═════ Excerpted records

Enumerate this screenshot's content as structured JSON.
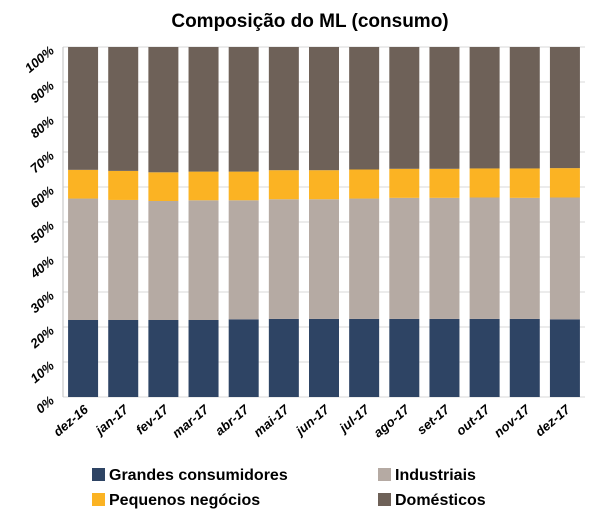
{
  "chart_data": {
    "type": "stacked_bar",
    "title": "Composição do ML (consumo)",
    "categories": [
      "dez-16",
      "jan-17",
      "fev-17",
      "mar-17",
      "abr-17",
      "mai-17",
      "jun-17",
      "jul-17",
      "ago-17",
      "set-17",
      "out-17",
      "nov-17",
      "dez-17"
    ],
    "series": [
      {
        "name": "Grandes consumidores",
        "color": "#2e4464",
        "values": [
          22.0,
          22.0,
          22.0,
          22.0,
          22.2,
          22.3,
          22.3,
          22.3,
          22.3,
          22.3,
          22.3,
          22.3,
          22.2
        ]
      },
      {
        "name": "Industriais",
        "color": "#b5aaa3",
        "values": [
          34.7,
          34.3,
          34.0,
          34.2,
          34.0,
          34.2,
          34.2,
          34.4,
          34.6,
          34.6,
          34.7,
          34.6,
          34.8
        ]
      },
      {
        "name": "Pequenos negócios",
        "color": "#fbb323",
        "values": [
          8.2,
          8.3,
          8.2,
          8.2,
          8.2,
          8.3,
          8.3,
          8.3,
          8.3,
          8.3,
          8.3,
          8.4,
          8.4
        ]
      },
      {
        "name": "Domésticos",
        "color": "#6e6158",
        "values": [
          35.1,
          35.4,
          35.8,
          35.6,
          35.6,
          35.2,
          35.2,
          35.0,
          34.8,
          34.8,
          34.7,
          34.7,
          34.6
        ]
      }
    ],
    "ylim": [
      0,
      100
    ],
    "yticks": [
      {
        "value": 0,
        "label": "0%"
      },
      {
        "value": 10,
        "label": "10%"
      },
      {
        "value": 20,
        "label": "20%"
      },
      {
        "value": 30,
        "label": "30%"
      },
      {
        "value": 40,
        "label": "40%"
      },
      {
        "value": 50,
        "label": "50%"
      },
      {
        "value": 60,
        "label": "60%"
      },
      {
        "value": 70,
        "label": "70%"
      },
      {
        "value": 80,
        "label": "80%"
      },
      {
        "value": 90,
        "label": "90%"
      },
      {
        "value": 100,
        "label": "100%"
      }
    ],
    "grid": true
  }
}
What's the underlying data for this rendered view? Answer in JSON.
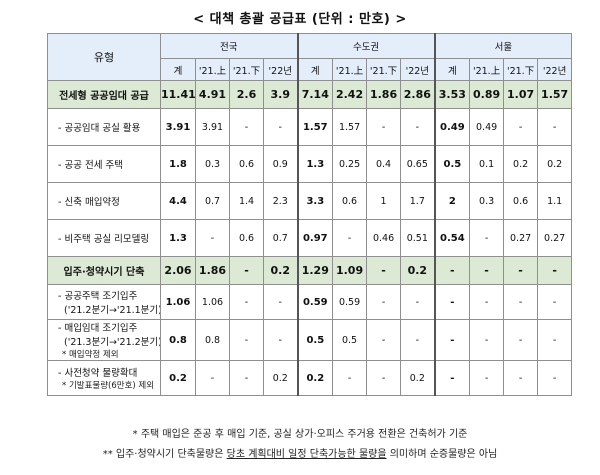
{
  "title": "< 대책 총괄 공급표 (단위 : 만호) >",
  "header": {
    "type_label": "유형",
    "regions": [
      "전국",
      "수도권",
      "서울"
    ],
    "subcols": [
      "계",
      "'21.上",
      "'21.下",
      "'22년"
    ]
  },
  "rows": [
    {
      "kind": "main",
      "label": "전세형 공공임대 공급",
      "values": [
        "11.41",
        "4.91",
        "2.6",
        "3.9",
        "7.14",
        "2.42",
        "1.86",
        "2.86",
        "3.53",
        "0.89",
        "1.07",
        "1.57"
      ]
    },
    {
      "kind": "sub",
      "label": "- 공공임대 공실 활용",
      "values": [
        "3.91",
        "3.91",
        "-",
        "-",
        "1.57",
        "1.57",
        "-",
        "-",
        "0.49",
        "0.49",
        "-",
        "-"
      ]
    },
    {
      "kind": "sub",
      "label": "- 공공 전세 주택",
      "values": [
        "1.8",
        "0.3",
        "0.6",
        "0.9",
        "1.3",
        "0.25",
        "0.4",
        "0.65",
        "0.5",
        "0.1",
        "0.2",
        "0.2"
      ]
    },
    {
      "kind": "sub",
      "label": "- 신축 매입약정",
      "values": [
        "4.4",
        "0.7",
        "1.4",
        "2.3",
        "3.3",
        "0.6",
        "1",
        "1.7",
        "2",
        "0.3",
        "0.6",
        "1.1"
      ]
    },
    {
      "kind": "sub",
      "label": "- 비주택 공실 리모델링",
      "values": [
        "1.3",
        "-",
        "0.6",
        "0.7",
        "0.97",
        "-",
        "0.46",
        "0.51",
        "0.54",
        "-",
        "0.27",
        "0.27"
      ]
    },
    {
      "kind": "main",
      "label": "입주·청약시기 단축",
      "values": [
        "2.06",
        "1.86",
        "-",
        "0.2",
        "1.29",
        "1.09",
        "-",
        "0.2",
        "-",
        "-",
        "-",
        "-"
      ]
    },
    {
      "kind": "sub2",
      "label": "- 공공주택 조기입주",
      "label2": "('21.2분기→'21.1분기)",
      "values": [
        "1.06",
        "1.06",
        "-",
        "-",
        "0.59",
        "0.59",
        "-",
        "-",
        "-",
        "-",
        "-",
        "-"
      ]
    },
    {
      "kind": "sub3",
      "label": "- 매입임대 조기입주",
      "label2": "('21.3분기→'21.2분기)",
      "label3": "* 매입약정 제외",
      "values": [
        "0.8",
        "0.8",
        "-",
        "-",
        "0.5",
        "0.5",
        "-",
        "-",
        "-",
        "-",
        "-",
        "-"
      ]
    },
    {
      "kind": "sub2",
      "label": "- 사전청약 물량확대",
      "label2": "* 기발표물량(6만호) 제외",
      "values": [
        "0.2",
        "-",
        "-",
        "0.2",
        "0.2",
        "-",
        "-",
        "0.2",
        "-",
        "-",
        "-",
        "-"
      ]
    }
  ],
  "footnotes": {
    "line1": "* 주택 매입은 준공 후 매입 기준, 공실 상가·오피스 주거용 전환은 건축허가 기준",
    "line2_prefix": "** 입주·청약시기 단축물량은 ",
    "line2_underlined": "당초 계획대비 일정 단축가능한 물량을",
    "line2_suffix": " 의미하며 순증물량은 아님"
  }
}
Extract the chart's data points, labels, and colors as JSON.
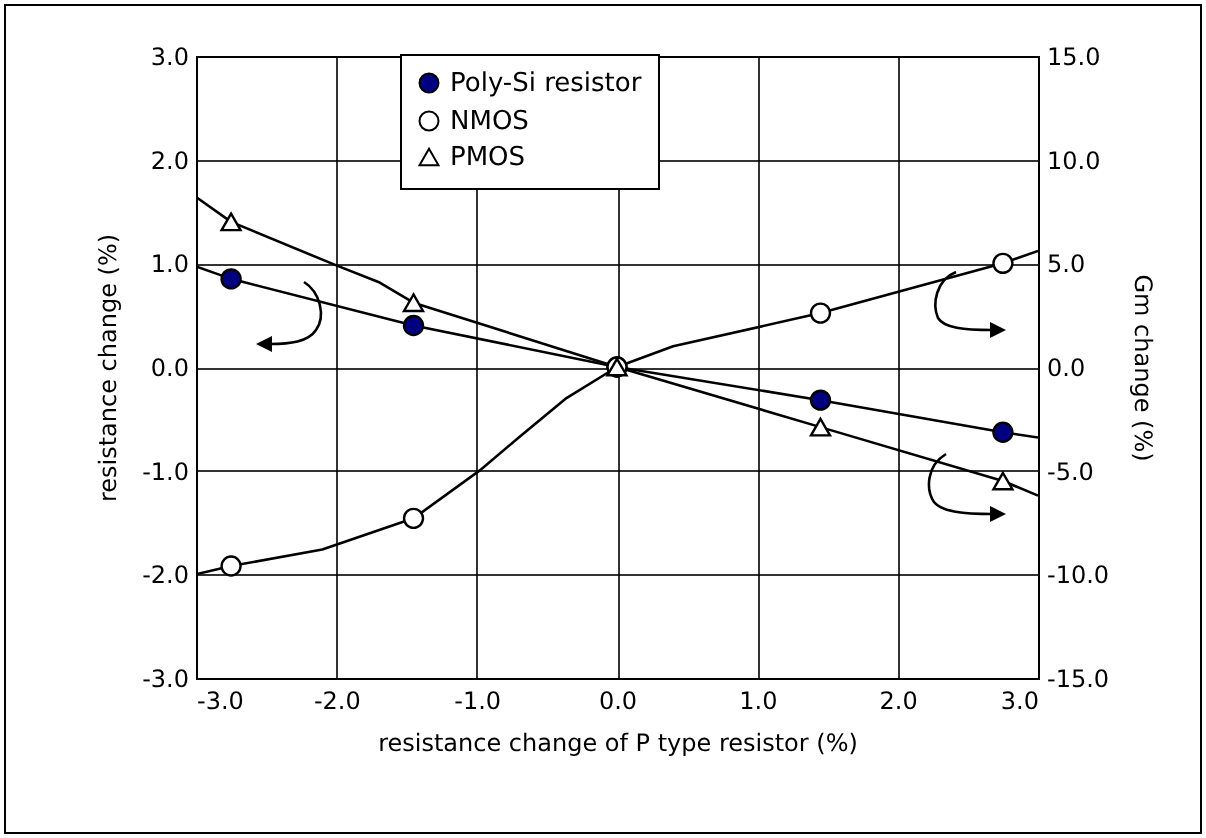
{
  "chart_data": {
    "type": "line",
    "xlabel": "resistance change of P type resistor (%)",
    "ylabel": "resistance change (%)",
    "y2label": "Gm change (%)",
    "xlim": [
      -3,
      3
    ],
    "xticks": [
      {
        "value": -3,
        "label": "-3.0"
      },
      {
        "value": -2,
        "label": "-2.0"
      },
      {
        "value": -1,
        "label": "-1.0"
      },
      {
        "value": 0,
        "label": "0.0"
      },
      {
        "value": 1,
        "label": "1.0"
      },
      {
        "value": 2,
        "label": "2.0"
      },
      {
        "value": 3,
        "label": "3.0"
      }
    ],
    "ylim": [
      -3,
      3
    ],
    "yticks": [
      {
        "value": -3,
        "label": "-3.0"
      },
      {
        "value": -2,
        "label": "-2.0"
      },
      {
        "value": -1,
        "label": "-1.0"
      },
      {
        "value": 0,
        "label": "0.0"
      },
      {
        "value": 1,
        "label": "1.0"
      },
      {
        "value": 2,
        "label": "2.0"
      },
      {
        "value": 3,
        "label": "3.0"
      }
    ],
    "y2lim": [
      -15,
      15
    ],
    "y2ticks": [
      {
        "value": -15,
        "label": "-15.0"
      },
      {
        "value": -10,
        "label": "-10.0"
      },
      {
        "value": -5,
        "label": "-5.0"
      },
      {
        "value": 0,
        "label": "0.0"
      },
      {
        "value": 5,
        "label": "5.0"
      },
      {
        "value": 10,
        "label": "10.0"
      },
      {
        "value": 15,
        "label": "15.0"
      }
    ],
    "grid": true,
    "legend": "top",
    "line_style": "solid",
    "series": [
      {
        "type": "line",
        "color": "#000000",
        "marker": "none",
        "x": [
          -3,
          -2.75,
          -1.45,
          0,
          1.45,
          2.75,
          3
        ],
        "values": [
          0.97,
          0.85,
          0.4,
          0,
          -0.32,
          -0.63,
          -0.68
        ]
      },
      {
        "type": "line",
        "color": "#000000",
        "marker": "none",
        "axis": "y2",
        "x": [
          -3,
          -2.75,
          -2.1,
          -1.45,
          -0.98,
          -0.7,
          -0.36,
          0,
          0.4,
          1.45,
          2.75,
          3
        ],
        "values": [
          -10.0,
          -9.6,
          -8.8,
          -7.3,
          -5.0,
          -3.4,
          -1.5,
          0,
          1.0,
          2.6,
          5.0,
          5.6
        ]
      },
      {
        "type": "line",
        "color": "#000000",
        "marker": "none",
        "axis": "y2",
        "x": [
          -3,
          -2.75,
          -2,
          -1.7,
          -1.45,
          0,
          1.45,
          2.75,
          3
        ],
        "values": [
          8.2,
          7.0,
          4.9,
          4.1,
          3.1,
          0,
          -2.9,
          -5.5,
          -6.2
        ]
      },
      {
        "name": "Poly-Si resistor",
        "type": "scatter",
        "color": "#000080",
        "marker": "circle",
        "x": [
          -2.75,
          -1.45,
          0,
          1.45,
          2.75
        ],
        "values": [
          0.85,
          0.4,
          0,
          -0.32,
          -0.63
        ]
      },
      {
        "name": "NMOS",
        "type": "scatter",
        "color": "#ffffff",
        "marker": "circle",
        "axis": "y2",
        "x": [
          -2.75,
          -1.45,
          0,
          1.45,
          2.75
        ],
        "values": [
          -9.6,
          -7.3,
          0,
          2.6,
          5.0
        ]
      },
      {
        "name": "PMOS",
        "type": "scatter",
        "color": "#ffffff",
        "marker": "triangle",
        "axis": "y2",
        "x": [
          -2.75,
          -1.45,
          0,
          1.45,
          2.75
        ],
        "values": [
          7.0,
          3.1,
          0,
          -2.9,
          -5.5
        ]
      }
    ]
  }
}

══════════

Required work: Which lines hold the word "청약시기"? Return all of them from the records above.

Response to this exercise:
      "label": "입주·청약시기 단축",
    "line2_prefix": "** 입주·청약시기 단축물량은 ",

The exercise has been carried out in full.